__What you are asked to do__
Return the rows from the line containing "title-line-2: В КУЛЬТУРЕ" through the line containing "authors [62,134,538,162]", copying each one exactly and including both of those lines.

[Spatial annotation rows]
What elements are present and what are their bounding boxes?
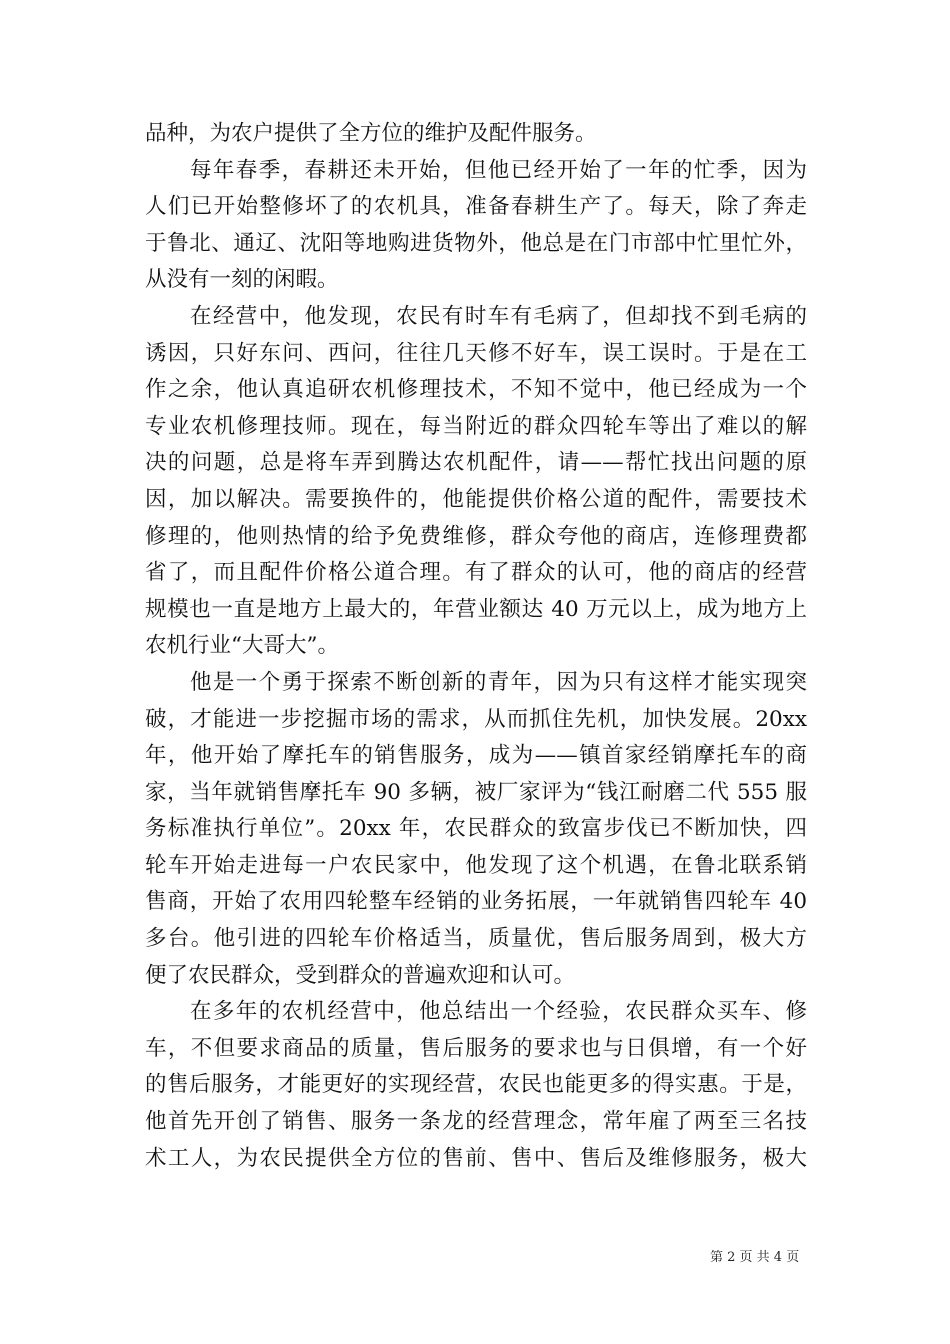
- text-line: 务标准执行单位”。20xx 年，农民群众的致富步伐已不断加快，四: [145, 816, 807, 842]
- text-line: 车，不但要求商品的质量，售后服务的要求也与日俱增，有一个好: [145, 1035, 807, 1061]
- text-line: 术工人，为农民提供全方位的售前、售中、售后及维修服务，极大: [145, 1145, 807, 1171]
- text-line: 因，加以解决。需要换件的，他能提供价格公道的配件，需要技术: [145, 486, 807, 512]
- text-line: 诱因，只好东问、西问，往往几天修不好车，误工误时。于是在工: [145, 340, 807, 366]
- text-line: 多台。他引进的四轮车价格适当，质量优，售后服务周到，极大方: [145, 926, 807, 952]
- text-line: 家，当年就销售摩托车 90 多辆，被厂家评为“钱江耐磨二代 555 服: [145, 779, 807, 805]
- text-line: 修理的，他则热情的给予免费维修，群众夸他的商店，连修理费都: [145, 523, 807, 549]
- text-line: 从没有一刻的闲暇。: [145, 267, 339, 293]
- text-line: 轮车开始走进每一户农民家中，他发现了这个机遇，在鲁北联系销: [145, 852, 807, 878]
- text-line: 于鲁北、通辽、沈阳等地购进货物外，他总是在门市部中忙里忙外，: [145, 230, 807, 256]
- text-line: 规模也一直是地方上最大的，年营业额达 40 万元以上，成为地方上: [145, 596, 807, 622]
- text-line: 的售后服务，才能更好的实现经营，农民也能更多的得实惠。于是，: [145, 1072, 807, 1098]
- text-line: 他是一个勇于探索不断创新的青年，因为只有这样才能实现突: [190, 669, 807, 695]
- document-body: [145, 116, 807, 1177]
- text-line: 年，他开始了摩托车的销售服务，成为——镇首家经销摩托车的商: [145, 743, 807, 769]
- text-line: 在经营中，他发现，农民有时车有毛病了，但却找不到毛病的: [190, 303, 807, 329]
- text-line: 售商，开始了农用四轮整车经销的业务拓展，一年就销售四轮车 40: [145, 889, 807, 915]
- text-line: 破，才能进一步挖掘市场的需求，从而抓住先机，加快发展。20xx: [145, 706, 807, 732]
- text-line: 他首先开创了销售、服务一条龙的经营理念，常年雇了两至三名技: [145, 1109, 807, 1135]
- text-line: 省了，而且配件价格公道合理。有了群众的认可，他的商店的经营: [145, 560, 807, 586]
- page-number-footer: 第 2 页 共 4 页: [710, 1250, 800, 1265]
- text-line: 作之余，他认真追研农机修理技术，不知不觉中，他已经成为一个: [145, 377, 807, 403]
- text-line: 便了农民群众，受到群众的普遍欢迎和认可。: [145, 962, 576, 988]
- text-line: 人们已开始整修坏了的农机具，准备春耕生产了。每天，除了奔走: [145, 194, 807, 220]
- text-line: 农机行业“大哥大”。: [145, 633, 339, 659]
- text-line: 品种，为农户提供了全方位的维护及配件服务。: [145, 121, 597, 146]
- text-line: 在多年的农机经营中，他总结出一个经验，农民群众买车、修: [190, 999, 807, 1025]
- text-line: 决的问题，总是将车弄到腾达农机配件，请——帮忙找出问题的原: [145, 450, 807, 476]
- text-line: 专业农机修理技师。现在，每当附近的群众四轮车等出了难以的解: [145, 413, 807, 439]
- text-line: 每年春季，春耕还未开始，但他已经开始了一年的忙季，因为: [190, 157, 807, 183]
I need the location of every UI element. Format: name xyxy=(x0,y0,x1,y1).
* * *
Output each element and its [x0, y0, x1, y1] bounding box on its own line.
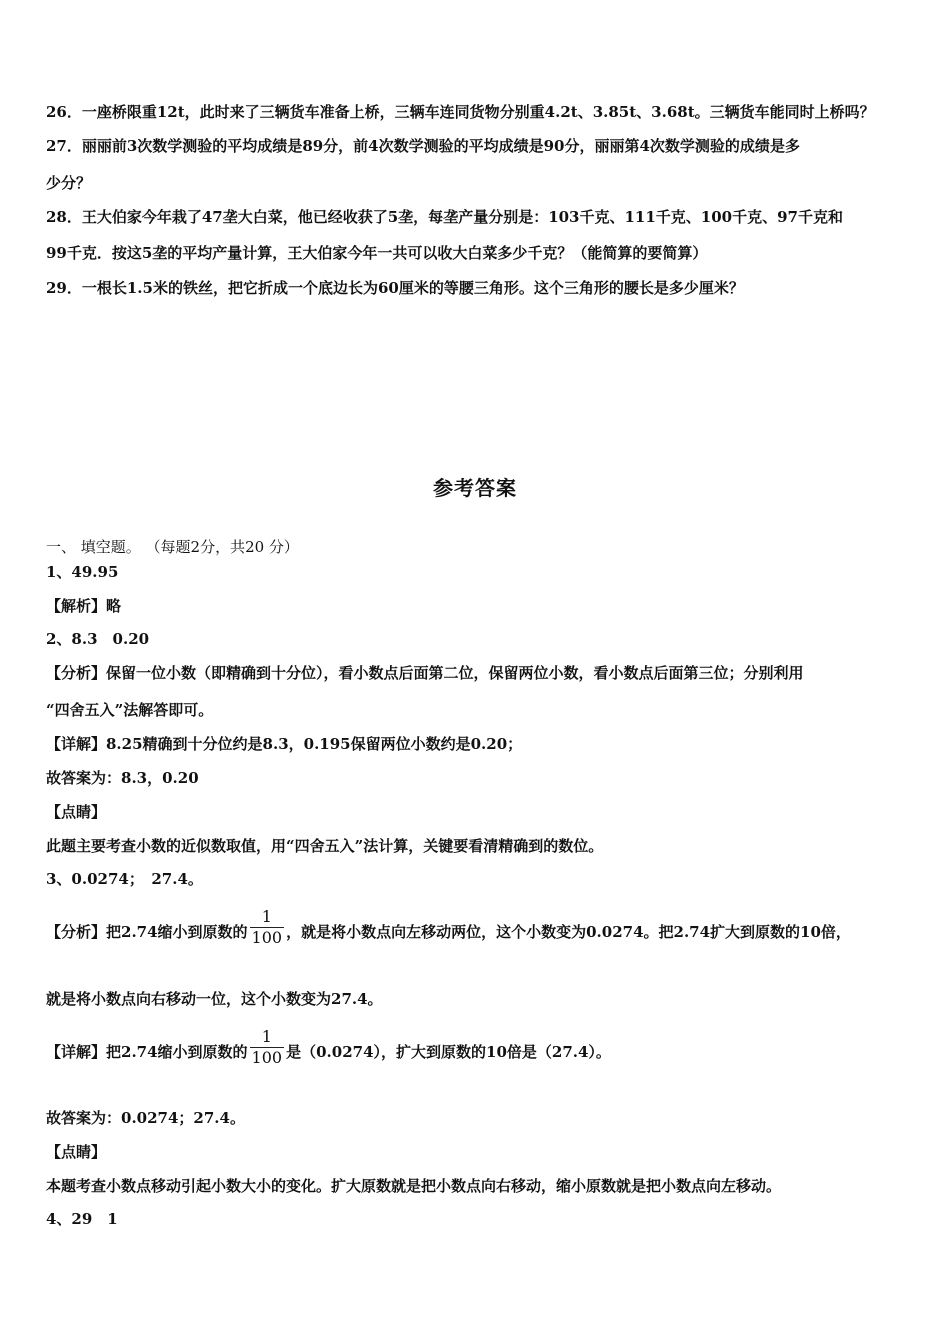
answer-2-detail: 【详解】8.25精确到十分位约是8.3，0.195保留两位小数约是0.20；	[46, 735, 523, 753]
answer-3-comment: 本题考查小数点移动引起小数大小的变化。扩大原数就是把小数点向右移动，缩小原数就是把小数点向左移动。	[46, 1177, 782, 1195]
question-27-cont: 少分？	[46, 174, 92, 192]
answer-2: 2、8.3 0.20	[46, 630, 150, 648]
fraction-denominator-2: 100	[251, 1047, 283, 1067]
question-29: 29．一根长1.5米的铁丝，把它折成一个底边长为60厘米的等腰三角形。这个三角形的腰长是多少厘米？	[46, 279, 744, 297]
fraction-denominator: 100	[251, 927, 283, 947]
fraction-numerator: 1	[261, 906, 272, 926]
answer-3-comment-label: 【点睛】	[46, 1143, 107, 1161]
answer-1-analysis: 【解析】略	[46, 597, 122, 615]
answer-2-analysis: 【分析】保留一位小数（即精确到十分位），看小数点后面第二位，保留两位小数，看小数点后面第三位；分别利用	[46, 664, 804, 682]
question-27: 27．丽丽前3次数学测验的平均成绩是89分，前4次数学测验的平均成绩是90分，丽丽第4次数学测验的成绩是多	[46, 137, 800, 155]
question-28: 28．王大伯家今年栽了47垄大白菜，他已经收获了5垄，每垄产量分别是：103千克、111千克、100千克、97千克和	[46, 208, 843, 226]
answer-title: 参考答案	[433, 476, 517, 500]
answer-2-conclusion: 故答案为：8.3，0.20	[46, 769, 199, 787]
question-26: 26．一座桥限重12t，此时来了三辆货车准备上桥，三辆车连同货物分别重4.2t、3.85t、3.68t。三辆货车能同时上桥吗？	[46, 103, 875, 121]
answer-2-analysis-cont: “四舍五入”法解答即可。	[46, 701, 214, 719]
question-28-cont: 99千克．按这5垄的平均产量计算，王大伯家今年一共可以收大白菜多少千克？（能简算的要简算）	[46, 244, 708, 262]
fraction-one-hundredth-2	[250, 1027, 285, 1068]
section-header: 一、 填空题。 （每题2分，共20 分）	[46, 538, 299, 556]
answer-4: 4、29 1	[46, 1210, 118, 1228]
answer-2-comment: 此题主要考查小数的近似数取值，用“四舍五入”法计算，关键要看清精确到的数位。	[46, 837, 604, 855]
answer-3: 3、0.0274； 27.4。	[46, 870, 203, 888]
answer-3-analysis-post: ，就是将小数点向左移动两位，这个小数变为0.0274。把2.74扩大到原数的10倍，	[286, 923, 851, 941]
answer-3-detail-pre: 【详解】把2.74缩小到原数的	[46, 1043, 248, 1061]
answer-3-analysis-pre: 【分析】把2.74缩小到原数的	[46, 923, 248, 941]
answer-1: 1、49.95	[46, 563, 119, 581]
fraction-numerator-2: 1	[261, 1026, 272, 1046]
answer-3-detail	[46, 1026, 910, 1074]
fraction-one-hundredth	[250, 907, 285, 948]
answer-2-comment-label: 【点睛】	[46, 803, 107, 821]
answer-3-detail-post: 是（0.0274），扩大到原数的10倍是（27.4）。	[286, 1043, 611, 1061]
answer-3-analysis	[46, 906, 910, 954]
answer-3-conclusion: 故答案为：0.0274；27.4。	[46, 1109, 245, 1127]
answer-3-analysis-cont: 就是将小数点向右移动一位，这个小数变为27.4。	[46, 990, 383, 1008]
---
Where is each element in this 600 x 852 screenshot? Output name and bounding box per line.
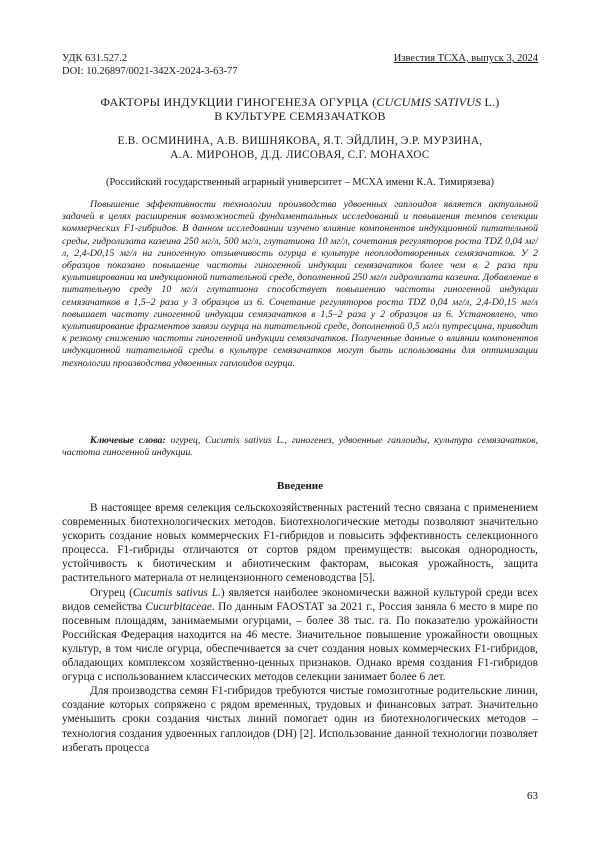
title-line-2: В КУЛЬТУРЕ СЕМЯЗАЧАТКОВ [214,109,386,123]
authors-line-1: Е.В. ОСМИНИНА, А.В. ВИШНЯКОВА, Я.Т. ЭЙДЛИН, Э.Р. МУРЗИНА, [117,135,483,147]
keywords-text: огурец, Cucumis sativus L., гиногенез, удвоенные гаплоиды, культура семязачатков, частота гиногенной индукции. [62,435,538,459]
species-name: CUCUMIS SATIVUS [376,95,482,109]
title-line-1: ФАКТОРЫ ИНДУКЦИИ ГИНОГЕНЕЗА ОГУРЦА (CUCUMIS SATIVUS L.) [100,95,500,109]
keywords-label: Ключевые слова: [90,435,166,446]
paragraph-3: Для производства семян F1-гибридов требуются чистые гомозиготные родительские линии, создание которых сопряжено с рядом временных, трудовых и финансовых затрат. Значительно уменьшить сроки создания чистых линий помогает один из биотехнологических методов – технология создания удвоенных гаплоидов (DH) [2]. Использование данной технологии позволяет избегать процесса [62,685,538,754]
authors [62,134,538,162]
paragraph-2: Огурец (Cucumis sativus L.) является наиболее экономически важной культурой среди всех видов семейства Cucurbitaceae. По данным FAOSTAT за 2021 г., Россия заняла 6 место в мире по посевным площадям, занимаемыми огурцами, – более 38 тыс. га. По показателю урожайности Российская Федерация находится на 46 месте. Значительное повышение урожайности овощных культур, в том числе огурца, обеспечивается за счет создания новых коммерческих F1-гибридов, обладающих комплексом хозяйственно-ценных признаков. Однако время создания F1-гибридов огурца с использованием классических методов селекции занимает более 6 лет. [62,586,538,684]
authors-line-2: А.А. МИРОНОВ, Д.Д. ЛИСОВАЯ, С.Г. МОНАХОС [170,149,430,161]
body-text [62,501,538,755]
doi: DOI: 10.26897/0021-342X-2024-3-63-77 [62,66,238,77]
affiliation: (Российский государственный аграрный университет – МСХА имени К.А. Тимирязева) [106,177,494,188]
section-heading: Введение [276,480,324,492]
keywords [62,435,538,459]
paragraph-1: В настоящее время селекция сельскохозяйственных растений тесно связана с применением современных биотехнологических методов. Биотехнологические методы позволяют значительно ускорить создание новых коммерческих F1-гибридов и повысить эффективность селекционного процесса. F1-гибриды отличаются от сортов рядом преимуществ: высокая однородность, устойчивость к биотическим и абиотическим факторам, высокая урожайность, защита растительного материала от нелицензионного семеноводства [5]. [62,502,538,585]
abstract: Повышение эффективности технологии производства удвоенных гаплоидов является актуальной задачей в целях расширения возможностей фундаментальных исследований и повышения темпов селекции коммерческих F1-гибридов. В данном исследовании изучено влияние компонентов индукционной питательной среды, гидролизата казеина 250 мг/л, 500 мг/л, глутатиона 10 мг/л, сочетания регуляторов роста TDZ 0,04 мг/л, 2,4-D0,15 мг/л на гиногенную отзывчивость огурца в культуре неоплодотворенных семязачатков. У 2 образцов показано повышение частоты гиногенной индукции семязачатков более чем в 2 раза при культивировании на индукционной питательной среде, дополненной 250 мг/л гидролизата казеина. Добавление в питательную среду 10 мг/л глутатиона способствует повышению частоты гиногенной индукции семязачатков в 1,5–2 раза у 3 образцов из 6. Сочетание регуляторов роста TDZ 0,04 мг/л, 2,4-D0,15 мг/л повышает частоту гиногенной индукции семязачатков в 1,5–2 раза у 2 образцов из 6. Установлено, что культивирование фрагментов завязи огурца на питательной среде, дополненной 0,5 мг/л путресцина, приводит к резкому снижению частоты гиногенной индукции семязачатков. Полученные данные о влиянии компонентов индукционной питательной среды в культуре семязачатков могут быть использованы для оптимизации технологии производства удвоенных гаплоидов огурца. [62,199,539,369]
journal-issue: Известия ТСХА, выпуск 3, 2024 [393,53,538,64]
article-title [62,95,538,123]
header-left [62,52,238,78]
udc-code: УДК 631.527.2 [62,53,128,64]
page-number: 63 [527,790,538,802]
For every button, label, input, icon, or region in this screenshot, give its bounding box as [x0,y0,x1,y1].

__Result for this task__
title-line-2: В КУЛЬТУРЕ СЕМЯЗАЧАТКОВ [214,109,386,123]
authors-line-1: Е.В. ОСМИНИНА, А.В. ВИШНЯКОВА, Я.Т. ЭЙДЛИН, Э.Р. МУРЗИНА, [117,135,483,147]
keywords-text: огурец, Cucumis sativus L., гиногенез, удвоенные гаплоиды, культура семязачатков, частота гиногенной индукции. [62,435,538,459]
species-name: CUCUMIS SATIVUS [376,95,482,109]
title-line-1: ФАКТОРЫ ИНДУКЦИИ ГИНОГЕНЕЗА ОГУРЦА (CUCUMIS SATIVUS L.) [100,95,500,109]
keywords-label: Ключевые слова: [90,435,166,446]
paragraph-3: Для производства семян F1-гибридов требуются чистые гомозиготные родительские линии, создание которых сопряжено с рядом временных, трудовых и финансовых затрат. Значительно уменьшить сроки создания чистых линий помогает один из биотехнологических методов – технология создания удвоенных гаплоидов (DH) [2]. Использование данной технологии позволяет избегать процесса [62,685,538,754]
authors [62,134,538,162]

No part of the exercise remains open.